TEXTO MOSTRADO ▸
::::::::::
• La idea de Montoro consiste en aplicar las tasas que propone a todo tipo de energía y mantener las primas alza renovables.
  • Para el secretario de Estado de Energía, Fernando Marti, eso significa condenar a los españoles a nuevas subidas de la tarifa de la luz sin solucionar el problema del déficit de tarifa.
  • Pero Rajoy, harto de enfrentamientos, prefiere una reforma por etapas.

La reforma energética del Gobierno Rajoy empieza a resultar curiosa. Los dos elementos de este vodevil perpetuamente aplazado son el enfrentamiento entre el Ministerio de Energía y Hacienda y, ojo, entre el secretario de Estado de Energía, Fernando Marti y el gran valedor de la carísima energía verde, especialmente la solar, que es el jefe de la Oficina Económica de Moncloa, Álvaro Nadal (en la imagen) , el gran defensor de las primas –es decir, a la postre, subvenciones públicas- a la energía solar.
Total, que ante la imposibilidad de nuevos retrasos, Montoro propone que se haga una reforma por etapas: en la primera, no se tocarán las primas a las renovables pero sí se les impondrá nuevos impuestos a todas las fuentes de energía: renovables, nuclear, ciclo combinado, etc.
El ministro Soria se rebela contra esta reforma parcial pero es su secretario de Estado de Energía, Fernando Marti, quien ha puesto los argumentos sobre la mesa: subir los impuestos sin rebajar las primas significa que los españoles pagarán cada vez más cara la luz, que no se anulará -como mucho, se contendrá-, el déficit de tarifa y que, encima, se frenará la inversión de las compras por ejemplo, en distribución.

Pero a Rajoy, harto de los enfrentamientos, públicos entre sus ministros, no le parece mal la idea. Lo que le importa es ir quemando etapas y poder presumir de haber lanzado una reforma energética. De las primas hablaremos luego. Aunque no se sepa cuándo será luego.
::::::::::
TAREAS DEL EJERCICIO ▸
a. En el texto sobre la reforma energética, ¿quién es el jefe de la Oficina Económica de Moncloa?
b. ¿Qué personas aparecen con nombre propio en el texto sobre la reforma energética? Enumérelas todas.
::::::::::
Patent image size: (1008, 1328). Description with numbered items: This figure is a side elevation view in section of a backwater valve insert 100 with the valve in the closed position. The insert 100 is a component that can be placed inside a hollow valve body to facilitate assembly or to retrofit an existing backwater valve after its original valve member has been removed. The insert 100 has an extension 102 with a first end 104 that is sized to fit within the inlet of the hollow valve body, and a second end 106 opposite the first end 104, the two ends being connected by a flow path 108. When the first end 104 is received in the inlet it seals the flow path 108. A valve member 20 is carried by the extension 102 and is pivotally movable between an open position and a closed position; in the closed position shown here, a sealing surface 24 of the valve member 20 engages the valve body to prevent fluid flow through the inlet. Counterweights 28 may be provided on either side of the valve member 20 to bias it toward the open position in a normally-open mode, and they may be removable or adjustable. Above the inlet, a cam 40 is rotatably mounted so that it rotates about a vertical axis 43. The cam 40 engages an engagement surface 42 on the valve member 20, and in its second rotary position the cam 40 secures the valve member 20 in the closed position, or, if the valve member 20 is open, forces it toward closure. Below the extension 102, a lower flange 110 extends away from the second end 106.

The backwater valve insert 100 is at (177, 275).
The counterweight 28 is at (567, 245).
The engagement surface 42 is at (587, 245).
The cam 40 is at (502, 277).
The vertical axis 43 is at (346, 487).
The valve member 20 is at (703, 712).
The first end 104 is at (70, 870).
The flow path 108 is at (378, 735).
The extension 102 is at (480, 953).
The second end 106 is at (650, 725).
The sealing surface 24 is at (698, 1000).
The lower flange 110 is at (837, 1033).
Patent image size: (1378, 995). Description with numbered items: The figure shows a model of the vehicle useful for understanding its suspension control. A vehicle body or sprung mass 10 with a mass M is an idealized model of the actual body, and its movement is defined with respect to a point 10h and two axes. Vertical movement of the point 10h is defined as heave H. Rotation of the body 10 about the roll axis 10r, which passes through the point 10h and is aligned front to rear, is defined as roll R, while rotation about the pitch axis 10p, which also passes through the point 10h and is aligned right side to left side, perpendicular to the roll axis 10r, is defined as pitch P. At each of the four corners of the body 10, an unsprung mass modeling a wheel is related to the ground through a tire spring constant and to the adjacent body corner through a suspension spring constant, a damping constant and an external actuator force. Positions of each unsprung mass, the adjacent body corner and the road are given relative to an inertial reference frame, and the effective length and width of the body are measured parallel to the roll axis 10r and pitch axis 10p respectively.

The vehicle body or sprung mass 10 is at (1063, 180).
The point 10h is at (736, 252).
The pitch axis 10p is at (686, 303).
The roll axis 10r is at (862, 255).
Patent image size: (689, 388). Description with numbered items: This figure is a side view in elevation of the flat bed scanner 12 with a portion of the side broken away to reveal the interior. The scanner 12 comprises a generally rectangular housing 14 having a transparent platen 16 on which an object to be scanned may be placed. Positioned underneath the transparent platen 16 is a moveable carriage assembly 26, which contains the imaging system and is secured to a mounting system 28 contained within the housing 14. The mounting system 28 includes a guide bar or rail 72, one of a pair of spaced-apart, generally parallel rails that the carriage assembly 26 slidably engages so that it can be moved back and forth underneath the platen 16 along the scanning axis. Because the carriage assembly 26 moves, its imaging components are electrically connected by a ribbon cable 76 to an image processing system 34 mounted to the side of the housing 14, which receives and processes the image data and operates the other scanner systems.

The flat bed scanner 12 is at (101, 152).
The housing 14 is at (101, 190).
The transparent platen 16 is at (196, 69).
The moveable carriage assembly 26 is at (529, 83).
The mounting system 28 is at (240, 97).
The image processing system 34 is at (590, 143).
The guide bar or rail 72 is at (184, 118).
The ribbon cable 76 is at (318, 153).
::::::::::
RESPUESTAS ▸
a. Álvaro Nadal.

b. Montoro, Fernando Marti, Rajoy, Álvaro Nadal y Soria.